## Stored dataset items
· · ·

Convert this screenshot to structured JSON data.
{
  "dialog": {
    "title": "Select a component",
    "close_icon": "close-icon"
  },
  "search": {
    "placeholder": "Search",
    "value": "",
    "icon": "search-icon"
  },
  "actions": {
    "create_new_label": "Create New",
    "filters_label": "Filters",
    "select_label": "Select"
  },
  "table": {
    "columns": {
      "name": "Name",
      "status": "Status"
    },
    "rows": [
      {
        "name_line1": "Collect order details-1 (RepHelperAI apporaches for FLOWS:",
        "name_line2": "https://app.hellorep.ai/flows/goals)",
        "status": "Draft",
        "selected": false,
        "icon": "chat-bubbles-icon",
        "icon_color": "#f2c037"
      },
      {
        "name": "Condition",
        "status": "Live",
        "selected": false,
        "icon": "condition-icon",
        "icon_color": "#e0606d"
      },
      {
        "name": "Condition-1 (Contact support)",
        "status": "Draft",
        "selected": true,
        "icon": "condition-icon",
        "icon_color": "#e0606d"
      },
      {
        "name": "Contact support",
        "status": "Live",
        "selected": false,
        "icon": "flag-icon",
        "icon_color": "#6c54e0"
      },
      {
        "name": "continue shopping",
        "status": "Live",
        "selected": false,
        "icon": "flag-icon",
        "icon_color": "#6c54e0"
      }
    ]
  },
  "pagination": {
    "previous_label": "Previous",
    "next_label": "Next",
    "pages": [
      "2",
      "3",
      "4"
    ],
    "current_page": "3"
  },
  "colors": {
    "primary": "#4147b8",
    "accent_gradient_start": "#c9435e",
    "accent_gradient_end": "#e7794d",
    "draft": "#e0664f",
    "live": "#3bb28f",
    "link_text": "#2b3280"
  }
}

· · ·

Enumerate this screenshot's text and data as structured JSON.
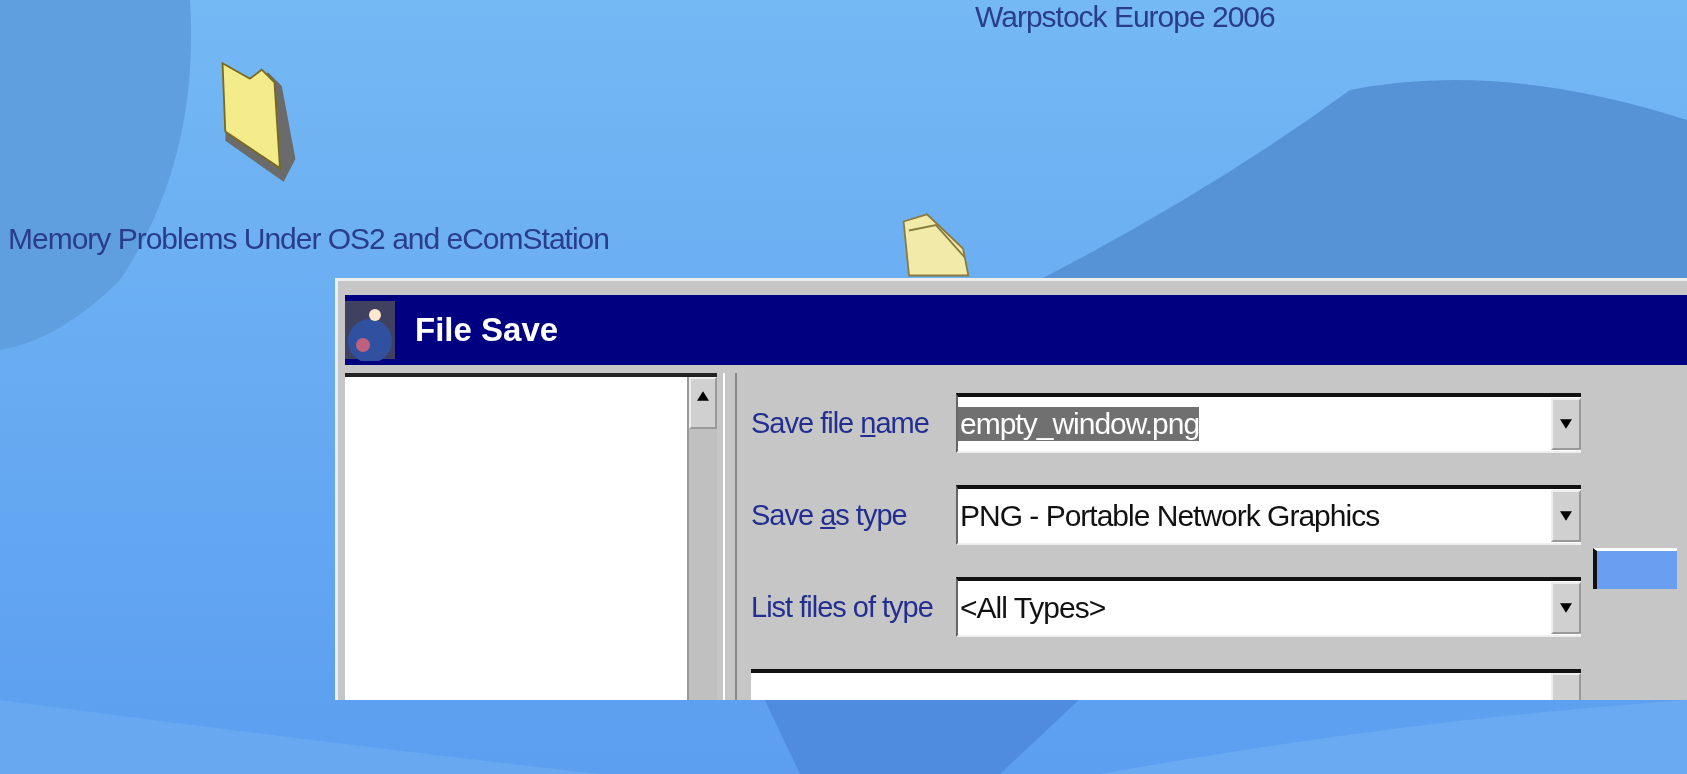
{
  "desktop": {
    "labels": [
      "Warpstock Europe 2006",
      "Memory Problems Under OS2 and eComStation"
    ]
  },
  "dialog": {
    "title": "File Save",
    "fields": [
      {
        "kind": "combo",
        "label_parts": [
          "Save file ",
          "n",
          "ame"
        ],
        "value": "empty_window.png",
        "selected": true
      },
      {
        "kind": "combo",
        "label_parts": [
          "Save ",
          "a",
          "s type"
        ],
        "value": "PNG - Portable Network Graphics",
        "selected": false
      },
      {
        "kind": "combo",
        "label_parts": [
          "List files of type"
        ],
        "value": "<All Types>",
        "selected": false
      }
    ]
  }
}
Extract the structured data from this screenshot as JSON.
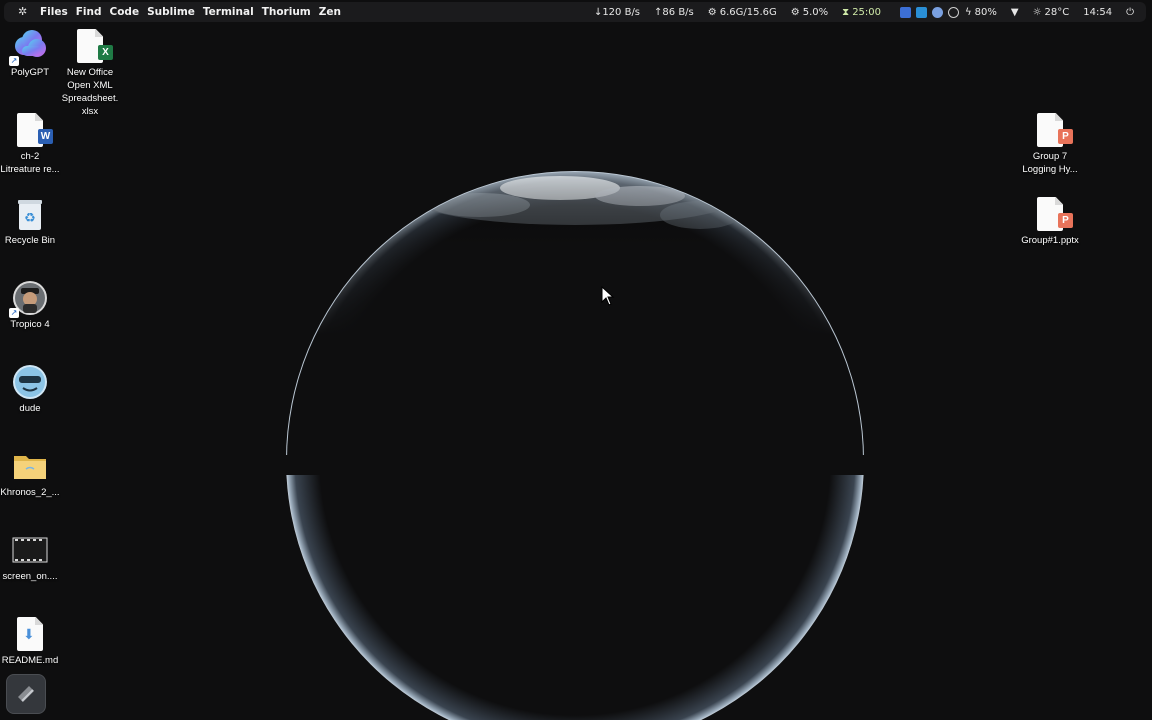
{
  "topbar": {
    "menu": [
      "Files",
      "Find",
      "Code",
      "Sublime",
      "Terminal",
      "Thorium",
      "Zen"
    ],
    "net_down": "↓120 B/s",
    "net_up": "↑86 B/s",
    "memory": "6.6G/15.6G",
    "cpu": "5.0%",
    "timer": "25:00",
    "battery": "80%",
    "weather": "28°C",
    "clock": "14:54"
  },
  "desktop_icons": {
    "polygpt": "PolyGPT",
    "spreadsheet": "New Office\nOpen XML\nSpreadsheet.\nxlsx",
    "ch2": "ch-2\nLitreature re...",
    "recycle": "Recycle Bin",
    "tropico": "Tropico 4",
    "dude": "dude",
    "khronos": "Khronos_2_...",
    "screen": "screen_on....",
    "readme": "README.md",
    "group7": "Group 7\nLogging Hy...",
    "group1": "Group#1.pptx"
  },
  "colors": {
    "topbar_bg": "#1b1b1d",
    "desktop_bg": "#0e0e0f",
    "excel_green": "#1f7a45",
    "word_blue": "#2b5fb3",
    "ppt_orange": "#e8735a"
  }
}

· · ·

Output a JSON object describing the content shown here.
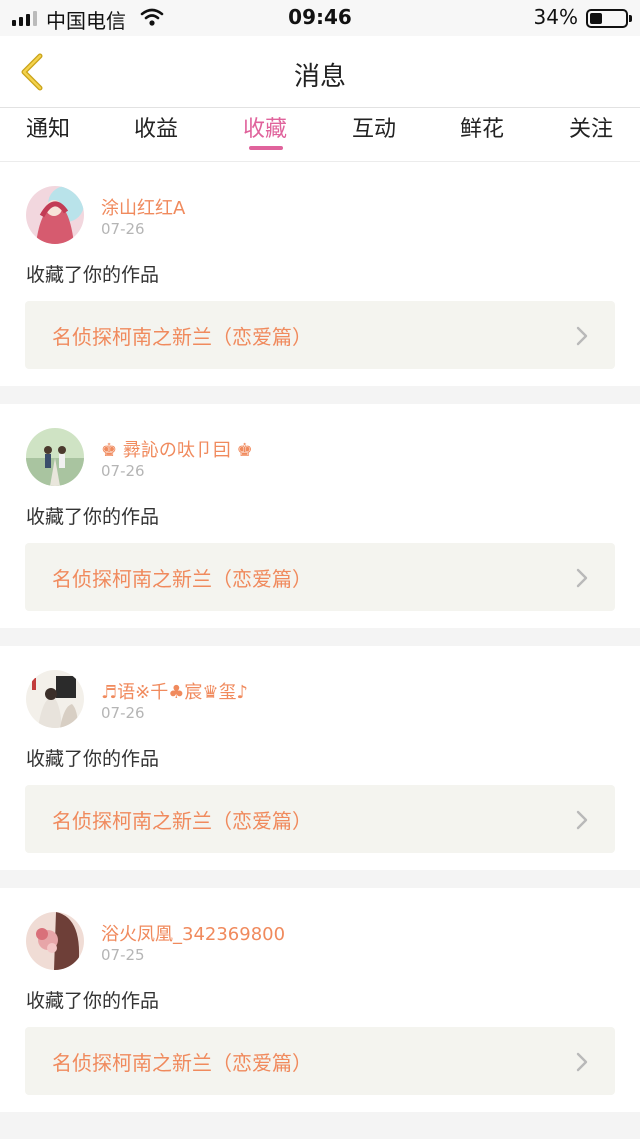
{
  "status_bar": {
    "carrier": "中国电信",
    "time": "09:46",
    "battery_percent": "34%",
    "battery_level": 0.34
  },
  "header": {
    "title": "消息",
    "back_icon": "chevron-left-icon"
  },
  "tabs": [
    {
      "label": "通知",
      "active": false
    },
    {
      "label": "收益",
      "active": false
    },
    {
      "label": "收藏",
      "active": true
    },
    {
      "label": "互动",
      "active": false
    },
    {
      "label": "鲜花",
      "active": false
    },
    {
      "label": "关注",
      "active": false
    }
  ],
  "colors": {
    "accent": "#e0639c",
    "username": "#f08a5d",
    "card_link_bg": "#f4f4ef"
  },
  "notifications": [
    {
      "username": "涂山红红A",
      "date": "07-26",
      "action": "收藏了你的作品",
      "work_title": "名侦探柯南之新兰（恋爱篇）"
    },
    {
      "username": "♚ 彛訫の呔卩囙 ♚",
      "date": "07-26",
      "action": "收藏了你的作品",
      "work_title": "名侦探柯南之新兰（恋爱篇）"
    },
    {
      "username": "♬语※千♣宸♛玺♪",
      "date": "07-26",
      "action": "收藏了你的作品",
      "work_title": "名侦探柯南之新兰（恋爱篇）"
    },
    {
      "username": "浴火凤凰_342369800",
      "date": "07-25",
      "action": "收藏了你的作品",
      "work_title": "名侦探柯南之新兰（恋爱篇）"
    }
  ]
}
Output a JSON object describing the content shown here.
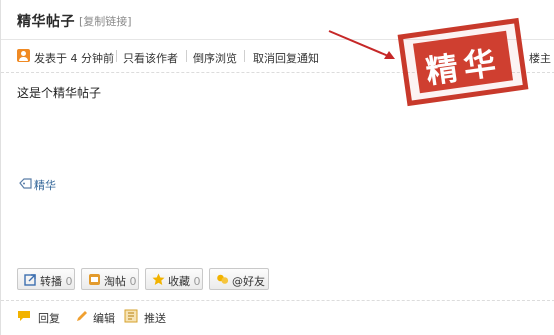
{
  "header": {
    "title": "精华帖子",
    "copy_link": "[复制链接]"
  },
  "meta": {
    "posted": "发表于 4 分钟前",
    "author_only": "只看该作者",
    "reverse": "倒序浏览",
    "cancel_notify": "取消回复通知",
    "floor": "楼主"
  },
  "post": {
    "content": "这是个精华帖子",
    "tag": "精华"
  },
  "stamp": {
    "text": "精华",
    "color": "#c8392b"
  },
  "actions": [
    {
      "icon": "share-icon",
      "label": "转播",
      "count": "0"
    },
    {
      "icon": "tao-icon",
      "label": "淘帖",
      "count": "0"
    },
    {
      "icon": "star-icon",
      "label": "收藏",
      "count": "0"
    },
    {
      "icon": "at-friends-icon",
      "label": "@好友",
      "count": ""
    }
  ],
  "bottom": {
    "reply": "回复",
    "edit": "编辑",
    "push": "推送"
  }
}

· · ·

## AIM OF THE EXERCISE
Copy each line of the records containing the string "this".

## EXPECTED ANSWER
Convert this screenshot to structured JSON data.
Enumerate this screenshot's text and data as structured JSON.
Extract the structured data from this screenshot as JSON.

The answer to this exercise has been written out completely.